--- START DATA IN THIS EXERCISE ---

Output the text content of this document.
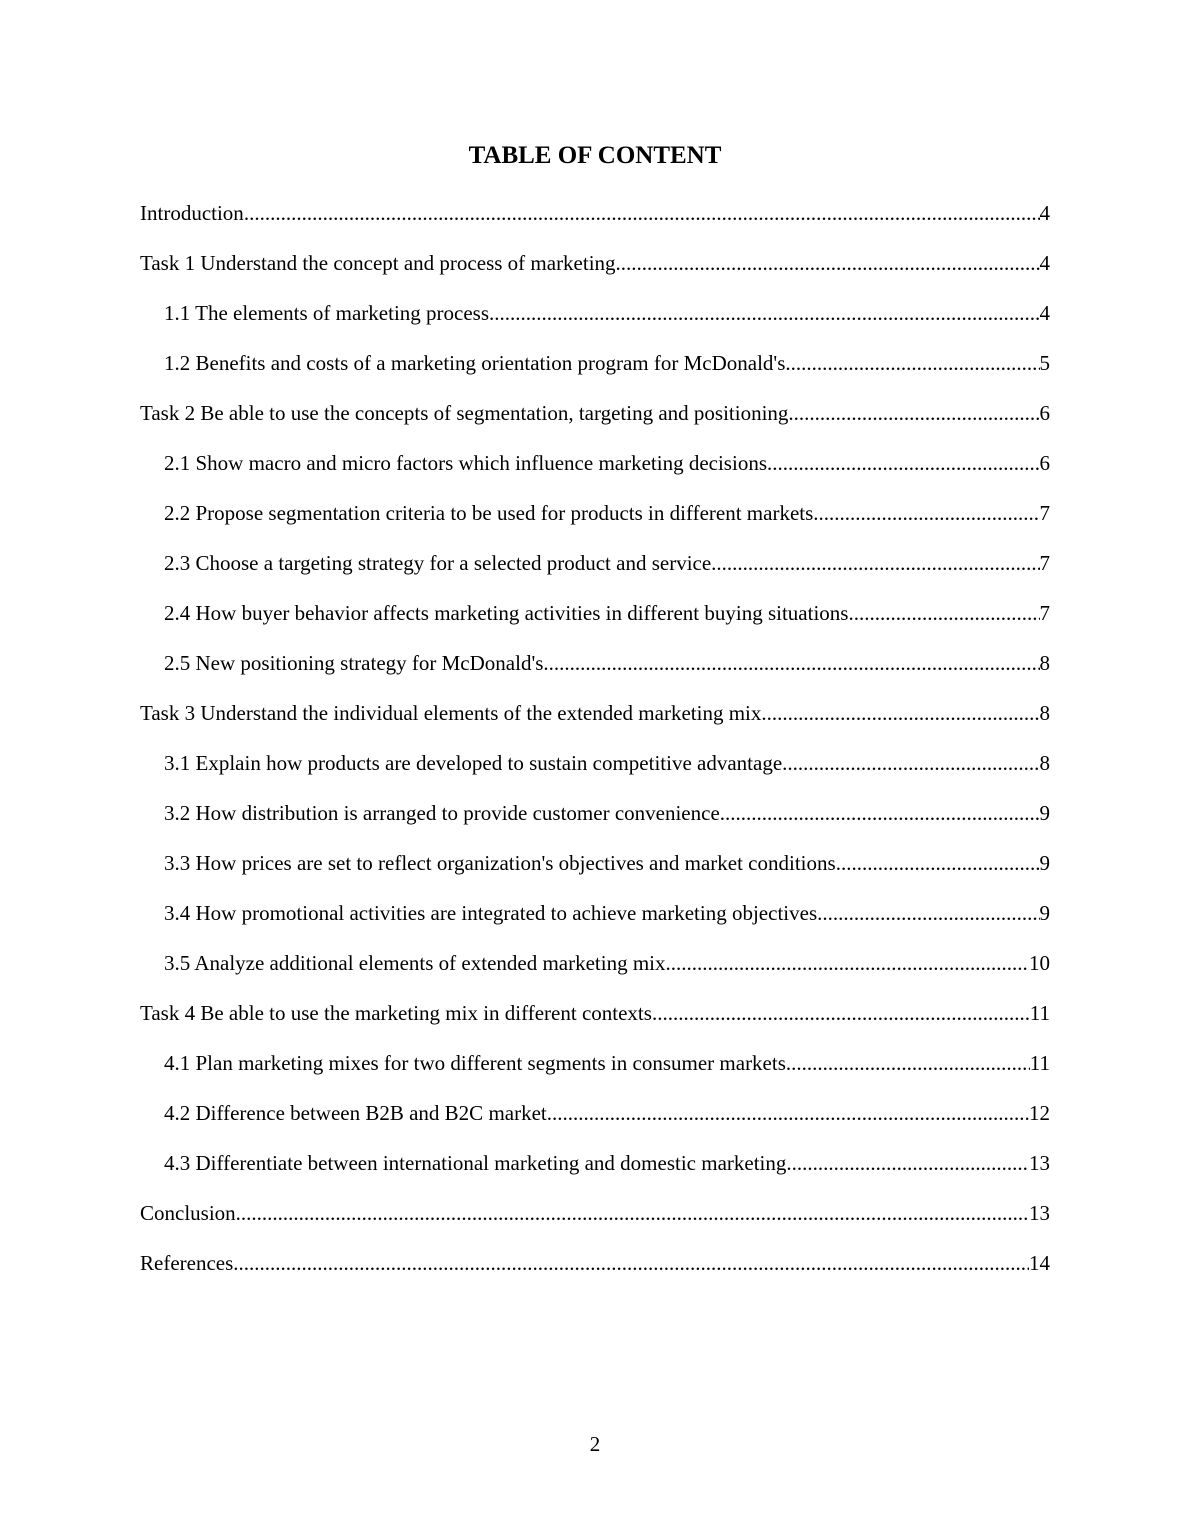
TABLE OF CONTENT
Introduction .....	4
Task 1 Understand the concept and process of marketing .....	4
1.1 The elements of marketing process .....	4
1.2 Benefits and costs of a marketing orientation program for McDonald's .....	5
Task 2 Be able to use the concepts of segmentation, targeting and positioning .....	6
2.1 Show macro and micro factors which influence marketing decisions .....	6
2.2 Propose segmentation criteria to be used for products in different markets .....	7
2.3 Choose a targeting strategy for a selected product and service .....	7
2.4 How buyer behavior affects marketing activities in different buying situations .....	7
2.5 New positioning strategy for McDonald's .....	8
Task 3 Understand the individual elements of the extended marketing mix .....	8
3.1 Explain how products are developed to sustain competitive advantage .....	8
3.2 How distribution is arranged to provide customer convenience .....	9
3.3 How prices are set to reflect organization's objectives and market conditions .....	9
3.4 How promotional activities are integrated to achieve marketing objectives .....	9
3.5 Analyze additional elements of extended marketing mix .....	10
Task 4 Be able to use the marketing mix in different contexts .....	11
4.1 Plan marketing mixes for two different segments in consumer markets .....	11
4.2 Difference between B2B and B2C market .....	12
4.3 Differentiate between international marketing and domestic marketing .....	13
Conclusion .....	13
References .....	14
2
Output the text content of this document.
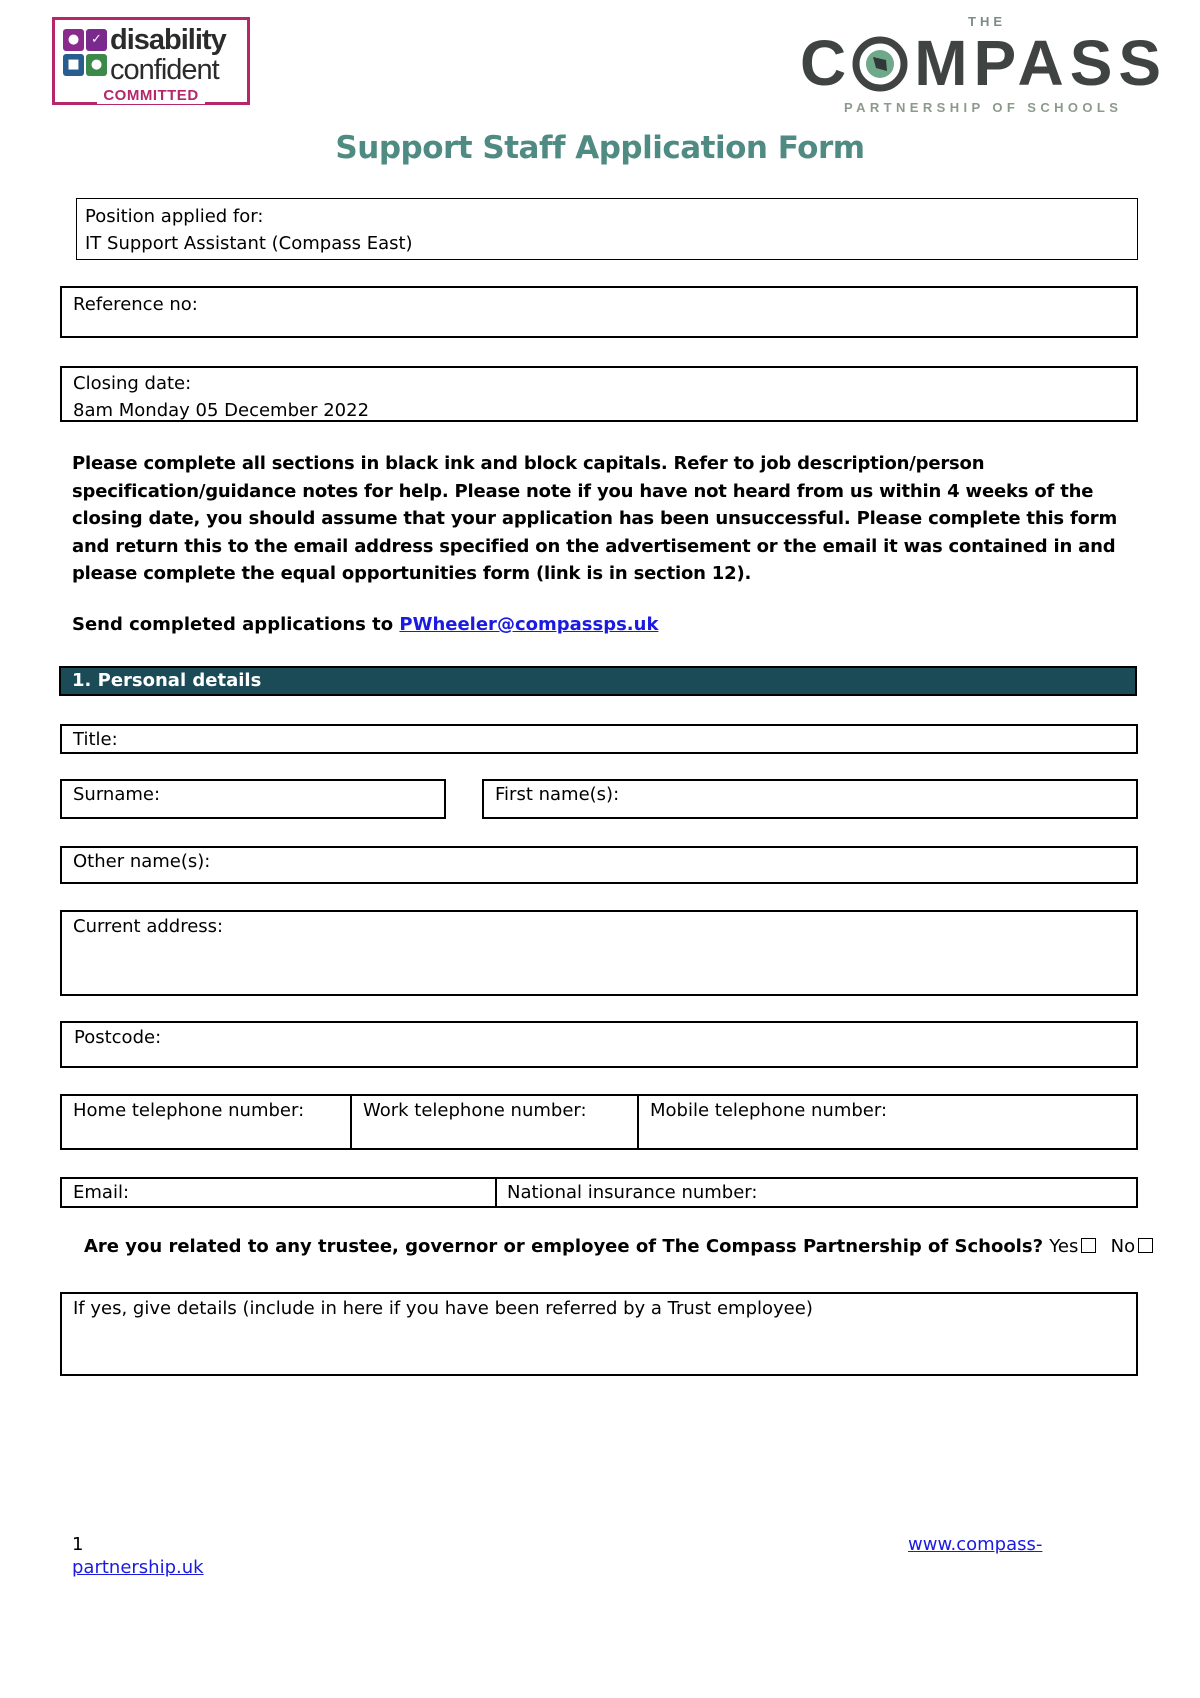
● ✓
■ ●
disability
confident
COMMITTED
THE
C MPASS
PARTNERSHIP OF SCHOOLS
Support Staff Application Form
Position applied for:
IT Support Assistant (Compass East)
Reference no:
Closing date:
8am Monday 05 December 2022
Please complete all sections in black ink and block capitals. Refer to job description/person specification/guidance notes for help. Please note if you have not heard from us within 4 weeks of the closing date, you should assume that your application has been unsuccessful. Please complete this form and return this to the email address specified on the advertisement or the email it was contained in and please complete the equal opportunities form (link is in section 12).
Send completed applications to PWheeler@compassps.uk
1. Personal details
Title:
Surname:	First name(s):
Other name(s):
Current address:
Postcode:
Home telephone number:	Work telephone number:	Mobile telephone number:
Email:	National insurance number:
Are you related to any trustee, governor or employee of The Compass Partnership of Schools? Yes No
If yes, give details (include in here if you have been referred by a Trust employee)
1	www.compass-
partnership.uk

--- END DATA IN THIS EXERCISE ---
--- START DATA IN THIS EXERCISE ---

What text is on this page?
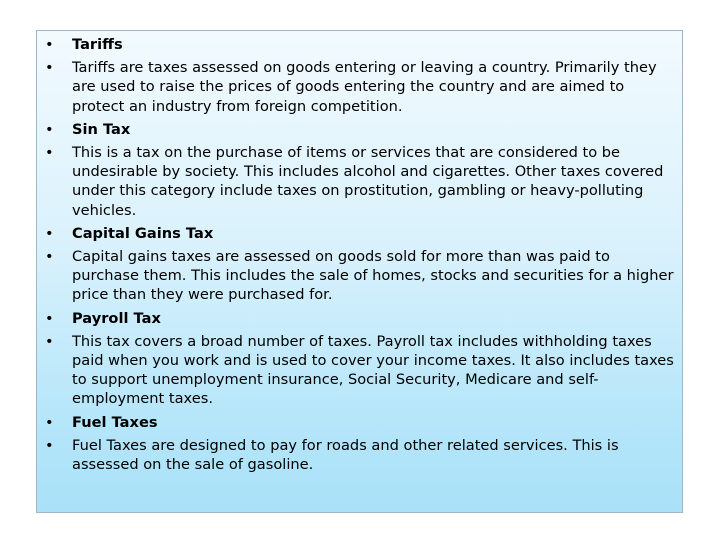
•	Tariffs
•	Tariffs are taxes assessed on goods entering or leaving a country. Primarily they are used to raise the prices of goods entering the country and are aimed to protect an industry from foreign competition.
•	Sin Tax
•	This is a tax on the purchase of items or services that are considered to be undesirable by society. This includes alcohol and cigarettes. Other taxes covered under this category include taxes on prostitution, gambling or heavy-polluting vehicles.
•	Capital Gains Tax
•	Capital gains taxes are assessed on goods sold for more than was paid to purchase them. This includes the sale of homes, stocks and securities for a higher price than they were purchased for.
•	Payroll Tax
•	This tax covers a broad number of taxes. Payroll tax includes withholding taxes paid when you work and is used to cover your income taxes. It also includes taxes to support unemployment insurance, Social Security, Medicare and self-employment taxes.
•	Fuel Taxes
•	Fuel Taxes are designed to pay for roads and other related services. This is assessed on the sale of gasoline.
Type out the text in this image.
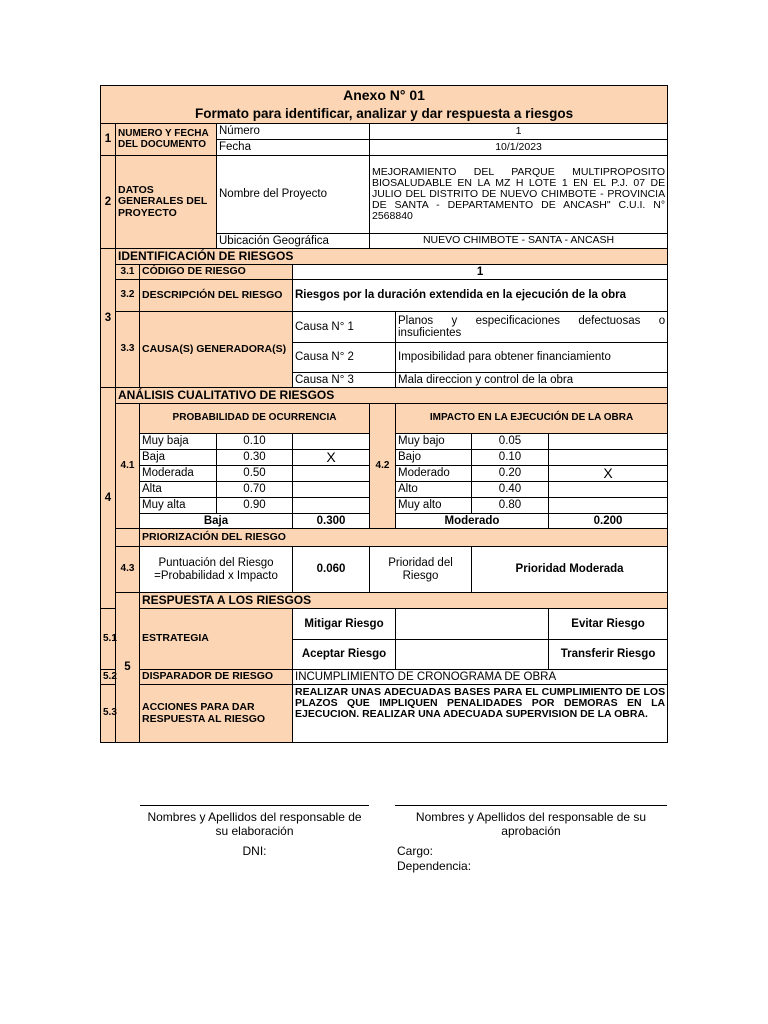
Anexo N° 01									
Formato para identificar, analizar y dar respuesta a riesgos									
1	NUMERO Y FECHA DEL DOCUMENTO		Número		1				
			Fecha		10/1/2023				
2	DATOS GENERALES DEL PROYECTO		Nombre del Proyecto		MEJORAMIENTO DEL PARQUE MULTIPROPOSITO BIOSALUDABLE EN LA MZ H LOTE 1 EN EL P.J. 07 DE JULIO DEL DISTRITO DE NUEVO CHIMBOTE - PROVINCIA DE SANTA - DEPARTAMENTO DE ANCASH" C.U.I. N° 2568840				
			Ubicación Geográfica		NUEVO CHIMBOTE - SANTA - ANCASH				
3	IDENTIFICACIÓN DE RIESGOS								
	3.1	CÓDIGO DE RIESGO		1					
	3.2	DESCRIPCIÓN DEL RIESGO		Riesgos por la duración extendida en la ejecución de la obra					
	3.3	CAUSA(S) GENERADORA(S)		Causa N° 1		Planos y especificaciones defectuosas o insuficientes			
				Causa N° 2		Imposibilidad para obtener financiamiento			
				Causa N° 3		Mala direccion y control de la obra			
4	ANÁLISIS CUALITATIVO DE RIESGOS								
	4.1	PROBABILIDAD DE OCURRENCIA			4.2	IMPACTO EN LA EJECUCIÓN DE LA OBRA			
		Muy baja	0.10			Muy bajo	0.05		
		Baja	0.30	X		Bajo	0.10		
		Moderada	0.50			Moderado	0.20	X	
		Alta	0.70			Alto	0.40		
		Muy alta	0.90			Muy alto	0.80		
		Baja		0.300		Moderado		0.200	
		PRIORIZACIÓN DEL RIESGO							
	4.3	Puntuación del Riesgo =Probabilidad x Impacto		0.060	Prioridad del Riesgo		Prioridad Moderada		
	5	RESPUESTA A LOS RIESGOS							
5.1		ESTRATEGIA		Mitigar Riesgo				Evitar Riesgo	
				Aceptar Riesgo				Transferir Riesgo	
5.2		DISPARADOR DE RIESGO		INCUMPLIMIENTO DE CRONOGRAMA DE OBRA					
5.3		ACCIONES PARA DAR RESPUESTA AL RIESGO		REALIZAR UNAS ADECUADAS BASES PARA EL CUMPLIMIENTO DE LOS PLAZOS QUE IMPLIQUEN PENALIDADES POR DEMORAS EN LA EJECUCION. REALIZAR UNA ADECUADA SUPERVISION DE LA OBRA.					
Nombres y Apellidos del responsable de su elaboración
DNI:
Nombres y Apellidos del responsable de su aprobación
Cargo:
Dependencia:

--- END DATA IN THIS EXERCISE ---

How many lines in the listing above contain the string "process"? Answer with the number only.

2